**The exercise**
Search the entries below. Return every line that has "adventurous" in it.
____
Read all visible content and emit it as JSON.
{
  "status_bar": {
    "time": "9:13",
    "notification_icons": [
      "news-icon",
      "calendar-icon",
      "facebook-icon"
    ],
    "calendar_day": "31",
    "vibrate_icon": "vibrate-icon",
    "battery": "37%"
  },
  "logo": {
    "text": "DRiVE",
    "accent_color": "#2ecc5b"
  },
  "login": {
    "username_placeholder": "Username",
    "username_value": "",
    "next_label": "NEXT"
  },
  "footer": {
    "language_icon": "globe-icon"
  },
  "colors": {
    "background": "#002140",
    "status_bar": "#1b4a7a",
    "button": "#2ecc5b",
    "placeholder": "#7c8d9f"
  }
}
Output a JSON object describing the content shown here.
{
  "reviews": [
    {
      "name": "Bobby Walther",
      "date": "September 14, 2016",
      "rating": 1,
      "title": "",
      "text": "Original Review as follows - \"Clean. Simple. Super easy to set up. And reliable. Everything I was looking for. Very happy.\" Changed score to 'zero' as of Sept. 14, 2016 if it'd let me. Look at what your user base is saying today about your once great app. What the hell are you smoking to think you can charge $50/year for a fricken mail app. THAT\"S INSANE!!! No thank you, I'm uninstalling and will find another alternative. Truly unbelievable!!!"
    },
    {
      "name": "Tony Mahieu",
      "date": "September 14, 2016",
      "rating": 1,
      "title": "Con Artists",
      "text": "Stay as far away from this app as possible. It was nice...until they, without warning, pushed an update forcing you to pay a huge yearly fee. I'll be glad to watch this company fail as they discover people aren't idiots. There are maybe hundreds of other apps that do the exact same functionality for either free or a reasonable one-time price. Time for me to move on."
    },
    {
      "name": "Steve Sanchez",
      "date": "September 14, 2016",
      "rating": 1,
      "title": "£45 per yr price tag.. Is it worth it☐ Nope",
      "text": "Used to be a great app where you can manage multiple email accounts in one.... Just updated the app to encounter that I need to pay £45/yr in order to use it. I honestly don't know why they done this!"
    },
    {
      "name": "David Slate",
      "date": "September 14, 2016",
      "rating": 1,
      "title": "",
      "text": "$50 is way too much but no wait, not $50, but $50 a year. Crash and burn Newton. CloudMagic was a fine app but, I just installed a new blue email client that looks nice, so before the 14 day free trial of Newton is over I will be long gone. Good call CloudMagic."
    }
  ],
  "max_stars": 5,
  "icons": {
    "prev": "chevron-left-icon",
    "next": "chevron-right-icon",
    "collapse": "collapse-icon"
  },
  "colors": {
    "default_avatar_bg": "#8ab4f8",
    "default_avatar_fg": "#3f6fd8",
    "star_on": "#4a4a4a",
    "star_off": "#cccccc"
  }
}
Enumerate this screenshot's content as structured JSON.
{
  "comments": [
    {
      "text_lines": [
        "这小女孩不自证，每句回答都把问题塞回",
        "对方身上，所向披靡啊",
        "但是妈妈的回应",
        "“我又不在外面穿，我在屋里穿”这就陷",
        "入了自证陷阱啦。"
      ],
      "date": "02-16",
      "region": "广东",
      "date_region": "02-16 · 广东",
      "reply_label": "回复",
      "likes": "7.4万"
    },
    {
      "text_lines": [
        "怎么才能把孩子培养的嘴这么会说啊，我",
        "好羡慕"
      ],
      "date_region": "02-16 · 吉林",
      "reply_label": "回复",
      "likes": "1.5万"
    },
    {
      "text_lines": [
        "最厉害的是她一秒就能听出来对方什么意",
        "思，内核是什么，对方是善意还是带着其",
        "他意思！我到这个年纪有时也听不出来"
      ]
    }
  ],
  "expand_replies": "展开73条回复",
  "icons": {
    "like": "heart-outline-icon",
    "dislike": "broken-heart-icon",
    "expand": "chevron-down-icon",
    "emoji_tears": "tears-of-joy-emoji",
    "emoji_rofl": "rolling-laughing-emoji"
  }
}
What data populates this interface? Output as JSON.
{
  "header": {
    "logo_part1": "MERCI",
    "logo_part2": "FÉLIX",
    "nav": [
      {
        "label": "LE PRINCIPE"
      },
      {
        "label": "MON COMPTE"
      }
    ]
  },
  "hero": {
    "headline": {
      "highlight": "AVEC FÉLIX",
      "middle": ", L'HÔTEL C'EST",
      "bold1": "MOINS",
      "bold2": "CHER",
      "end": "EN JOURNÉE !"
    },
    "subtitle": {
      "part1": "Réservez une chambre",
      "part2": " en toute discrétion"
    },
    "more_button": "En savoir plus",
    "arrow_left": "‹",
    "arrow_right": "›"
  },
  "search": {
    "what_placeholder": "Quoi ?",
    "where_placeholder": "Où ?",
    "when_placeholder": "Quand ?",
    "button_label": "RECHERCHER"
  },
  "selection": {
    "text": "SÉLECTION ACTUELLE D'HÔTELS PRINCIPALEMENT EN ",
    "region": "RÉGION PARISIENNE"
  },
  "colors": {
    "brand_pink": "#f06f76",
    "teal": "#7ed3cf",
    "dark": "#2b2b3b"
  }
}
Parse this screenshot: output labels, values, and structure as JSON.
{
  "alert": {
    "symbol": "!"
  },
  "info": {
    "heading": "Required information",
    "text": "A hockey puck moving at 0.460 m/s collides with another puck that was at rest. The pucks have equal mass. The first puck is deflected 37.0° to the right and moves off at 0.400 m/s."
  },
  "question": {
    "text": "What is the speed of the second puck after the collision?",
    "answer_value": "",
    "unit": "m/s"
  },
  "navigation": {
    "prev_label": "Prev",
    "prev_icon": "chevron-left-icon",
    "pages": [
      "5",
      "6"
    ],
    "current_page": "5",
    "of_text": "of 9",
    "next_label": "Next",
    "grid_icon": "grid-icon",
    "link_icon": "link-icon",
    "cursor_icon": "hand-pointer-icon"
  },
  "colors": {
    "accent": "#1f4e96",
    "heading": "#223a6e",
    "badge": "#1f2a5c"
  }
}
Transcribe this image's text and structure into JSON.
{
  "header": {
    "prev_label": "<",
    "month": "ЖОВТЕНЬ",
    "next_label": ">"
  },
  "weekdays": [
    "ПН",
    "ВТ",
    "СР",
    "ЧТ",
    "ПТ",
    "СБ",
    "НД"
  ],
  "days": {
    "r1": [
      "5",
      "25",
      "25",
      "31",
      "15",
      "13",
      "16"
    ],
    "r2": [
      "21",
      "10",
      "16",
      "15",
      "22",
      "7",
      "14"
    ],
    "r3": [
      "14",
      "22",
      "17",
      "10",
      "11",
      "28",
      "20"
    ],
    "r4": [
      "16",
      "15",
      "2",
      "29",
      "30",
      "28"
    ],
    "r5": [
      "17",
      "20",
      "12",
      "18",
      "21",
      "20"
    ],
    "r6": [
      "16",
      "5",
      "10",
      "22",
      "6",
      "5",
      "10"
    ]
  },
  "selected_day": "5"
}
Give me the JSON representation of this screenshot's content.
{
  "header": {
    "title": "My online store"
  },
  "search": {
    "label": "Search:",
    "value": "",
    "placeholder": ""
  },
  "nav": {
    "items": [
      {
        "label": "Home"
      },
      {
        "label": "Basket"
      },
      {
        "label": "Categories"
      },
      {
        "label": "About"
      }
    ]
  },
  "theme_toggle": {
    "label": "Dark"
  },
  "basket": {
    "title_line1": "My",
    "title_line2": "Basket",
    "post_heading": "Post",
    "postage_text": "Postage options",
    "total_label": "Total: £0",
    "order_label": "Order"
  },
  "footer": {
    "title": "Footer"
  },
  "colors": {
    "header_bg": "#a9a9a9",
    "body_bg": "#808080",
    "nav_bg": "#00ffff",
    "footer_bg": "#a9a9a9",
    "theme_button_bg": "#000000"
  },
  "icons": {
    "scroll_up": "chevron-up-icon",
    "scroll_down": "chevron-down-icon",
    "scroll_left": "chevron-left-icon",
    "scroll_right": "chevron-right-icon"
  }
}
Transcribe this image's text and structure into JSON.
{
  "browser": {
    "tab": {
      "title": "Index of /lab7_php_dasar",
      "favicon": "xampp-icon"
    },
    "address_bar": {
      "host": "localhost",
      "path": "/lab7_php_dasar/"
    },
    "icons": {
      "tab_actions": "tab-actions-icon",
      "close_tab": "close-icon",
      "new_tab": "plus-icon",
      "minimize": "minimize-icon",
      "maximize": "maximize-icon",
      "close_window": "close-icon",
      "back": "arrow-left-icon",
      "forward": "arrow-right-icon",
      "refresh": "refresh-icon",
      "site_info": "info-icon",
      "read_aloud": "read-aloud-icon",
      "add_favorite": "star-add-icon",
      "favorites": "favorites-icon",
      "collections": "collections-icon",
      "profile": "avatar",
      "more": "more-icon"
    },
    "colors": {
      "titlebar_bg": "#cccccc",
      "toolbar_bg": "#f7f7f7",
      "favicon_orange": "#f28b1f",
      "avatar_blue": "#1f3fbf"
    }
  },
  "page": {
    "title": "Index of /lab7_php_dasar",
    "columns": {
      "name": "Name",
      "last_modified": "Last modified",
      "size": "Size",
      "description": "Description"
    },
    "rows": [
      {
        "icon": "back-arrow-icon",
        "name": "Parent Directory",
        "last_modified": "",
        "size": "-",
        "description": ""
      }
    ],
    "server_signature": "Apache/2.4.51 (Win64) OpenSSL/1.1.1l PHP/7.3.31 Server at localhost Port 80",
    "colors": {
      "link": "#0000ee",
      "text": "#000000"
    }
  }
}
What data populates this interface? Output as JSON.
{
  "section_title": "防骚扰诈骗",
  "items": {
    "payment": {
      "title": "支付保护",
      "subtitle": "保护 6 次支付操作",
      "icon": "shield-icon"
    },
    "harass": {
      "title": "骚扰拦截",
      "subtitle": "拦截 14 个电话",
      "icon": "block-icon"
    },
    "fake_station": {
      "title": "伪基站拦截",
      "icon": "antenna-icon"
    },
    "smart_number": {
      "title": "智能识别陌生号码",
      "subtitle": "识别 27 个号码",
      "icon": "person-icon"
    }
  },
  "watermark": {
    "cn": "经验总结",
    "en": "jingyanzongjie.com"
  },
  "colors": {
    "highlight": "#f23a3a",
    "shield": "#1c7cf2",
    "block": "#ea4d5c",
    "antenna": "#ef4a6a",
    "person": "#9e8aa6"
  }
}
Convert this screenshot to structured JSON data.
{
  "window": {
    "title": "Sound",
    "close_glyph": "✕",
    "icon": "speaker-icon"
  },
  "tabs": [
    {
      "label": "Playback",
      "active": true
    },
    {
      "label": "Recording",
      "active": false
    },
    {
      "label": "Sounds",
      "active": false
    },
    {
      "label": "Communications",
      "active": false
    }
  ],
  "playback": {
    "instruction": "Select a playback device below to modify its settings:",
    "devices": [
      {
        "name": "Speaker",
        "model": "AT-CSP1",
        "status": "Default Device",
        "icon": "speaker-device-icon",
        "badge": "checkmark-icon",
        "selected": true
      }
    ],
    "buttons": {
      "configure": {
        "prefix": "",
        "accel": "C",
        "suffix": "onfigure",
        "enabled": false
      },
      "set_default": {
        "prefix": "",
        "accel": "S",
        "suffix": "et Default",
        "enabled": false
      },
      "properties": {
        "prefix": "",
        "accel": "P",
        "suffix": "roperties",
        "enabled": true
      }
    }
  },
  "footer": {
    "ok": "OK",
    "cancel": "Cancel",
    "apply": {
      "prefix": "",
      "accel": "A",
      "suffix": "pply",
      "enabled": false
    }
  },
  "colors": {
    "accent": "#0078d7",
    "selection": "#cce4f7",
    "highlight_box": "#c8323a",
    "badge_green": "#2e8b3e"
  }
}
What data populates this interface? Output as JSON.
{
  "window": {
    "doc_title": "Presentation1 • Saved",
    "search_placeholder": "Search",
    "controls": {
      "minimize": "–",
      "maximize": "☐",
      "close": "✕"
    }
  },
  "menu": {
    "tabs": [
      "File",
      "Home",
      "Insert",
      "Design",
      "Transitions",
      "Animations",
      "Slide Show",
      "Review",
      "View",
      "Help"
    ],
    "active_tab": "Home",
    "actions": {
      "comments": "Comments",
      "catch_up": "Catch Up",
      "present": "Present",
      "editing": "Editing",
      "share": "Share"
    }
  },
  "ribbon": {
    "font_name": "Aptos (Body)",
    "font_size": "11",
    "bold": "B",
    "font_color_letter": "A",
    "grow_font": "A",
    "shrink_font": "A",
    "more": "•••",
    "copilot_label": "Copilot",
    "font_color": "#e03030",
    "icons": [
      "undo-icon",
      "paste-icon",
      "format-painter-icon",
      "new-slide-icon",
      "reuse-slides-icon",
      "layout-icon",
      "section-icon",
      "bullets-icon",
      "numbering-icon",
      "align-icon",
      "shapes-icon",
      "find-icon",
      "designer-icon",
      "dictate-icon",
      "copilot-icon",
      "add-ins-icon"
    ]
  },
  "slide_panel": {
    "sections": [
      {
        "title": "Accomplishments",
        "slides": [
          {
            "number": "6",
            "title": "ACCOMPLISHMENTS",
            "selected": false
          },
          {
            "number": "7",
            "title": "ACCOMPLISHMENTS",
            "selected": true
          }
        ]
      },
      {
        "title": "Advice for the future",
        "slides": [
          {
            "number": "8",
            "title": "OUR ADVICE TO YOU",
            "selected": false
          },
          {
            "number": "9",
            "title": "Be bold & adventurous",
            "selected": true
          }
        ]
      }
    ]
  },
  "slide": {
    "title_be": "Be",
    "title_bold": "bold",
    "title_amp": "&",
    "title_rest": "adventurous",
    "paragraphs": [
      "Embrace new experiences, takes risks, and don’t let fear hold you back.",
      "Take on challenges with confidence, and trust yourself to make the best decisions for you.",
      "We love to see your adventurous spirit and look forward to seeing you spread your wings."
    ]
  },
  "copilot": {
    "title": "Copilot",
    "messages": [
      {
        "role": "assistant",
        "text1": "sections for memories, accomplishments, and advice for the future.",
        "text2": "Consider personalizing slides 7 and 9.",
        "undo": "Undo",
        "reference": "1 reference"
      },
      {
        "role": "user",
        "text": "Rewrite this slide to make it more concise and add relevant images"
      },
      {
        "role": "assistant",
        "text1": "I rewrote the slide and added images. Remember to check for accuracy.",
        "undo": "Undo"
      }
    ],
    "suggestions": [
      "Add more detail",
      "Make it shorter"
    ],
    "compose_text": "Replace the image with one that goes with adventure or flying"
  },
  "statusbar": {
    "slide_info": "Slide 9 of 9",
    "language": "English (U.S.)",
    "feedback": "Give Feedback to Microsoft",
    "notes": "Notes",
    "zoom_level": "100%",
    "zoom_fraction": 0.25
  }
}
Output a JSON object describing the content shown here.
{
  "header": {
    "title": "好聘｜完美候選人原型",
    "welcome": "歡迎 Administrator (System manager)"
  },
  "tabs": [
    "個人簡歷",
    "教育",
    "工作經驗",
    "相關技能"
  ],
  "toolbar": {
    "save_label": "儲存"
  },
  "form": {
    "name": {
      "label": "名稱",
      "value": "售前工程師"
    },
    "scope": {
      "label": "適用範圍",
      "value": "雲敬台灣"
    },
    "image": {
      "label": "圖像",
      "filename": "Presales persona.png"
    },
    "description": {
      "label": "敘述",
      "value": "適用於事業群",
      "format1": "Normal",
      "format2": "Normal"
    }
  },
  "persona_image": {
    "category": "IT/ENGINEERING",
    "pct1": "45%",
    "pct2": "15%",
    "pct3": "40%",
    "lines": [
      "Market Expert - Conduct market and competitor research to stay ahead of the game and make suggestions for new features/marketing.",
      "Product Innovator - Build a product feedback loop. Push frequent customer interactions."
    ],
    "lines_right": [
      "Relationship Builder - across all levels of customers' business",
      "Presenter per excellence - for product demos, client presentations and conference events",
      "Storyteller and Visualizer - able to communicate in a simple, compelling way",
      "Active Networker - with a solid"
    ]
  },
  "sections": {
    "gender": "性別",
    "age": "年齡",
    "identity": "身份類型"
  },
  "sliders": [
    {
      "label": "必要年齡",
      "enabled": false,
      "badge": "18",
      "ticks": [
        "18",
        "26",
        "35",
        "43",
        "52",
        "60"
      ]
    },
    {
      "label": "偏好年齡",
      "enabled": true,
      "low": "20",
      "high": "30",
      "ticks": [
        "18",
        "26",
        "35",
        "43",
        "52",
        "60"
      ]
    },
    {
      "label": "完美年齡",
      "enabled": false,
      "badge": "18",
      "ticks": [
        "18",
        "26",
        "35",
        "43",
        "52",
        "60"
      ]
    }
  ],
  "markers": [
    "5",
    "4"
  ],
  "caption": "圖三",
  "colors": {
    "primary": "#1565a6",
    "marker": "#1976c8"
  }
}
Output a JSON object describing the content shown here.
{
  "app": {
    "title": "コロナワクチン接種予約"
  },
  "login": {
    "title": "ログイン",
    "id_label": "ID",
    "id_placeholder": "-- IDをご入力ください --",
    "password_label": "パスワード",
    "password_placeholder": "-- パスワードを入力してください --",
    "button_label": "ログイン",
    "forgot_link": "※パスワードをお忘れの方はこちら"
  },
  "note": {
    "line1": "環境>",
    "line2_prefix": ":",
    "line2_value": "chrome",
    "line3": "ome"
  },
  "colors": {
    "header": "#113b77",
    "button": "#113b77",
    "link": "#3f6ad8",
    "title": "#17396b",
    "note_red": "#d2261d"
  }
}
____
**Exercise output**
            "title": "Be bold & adventurous",
    "title_rest": "adventurous",
      "We love to see your adventurous spirit and look forward to seeing you spread your wings."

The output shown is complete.